** What is being asked **
Answer with a single number: the count of lines that include the string "name".

** Dataset excerpts **
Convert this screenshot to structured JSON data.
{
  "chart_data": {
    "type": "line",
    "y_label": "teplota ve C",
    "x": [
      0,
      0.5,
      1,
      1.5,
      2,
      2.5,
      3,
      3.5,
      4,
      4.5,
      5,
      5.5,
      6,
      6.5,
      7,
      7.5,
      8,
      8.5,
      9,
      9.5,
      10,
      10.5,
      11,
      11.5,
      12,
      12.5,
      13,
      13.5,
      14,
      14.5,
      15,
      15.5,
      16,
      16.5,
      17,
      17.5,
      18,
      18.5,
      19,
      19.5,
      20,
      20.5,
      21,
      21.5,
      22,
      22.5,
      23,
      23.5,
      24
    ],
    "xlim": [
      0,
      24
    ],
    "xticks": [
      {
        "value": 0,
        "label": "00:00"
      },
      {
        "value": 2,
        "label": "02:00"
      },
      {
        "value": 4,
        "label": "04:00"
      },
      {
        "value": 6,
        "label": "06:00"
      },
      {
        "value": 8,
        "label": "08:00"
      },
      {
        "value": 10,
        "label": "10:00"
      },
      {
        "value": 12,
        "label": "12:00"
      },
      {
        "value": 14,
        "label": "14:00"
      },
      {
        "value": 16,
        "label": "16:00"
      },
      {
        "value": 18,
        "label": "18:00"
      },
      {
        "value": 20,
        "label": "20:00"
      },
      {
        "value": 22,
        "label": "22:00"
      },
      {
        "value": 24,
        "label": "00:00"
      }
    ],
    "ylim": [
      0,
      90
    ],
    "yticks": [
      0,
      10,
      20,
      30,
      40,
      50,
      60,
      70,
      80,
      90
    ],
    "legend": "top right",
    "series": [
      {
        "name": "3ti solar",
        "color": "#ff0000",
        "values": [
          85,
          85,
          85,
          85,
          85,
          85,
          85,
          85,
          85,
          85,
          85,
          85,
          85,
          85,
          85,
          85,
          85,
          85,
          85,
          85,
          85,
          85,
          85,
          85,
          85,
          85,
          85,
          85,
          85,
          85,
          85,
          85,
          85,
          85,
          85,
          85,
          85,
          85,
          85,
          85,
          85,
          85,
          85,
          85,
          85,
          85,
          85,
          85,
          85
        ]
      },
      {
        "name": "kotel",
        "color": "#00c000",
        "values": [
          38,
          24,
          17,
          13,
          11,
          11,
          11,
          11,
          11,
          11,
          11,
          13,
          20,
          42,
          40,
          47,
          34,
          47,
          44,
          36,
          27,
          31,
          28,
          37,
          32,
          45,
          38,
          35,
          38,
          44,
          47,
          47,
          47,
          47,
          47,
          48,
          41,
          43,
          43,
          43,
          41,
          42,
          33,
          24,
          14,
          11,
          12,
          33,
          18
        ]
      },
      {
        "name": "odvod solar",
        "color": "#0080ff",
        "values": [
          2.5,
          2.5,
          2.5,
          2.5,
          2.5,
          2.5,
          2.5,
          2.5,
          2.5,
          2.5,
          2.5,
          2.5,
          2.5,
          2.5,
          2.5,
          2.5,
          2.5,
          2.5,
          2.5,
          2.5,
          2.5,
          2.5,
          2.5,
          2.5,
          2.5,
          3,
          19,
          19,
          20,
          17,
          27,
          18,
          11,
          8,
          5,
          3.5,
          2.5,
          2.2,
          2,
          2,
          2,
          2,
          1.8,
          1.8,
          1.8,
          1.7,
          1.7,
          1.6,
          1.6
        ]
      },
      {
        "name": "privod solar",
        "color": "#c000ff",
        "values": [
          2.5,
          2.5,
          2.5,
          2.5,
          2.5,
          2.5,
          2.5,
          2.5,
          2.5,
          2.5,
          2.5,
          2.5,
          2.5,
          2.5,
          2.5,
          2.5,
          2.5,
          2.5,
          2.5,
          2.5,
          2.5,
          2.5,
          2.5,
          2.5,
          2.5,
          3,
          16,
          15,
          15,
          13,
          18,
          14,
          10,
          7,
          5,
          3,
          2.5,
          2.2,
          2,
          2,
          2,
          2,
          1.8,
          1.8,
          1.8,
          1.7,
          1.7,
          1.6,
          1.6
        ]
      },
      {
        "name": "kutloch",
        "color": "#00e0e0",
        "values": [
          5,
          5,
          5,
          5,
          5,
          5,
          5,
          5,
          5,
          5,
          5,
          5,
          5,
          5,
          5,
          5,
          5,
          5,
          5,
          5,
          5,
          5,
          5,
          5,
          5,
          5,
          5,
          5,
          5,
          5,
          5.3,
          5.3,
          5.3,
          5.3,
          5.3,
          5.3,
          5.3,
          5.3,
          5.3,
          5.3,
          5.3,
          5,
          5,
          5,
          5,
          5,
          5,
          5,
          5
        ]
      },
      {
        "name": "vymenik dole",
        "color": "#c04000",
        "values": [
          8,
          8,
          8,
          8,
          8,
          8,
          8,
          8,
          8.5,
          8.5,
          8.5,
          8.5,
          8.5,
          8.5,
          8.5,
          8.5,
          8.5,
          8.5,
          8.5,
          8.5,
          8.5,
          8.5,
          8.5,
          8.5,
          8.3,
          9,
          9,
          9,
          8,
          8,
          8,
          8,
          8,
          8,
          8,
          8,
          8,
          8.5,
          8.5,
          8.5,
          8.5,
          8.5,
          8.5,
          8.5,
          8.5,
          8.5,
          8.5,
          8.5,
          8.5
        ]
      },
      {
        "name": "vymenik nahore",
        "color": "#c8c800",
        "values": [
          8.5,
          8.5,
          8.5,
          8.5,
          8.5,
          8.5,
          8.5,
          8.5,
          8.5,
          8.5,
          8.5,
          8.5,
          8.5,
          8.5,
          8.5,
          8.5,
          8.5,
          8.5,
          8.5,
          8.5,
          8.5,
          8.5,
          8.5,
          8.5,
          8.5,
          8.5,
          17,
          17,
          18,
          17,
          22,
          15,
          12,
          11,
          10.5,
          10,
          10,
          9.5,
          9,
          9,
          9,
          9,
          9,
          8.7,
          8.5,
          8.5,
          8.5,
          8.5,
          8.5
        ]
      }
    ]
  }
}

** Output below **
7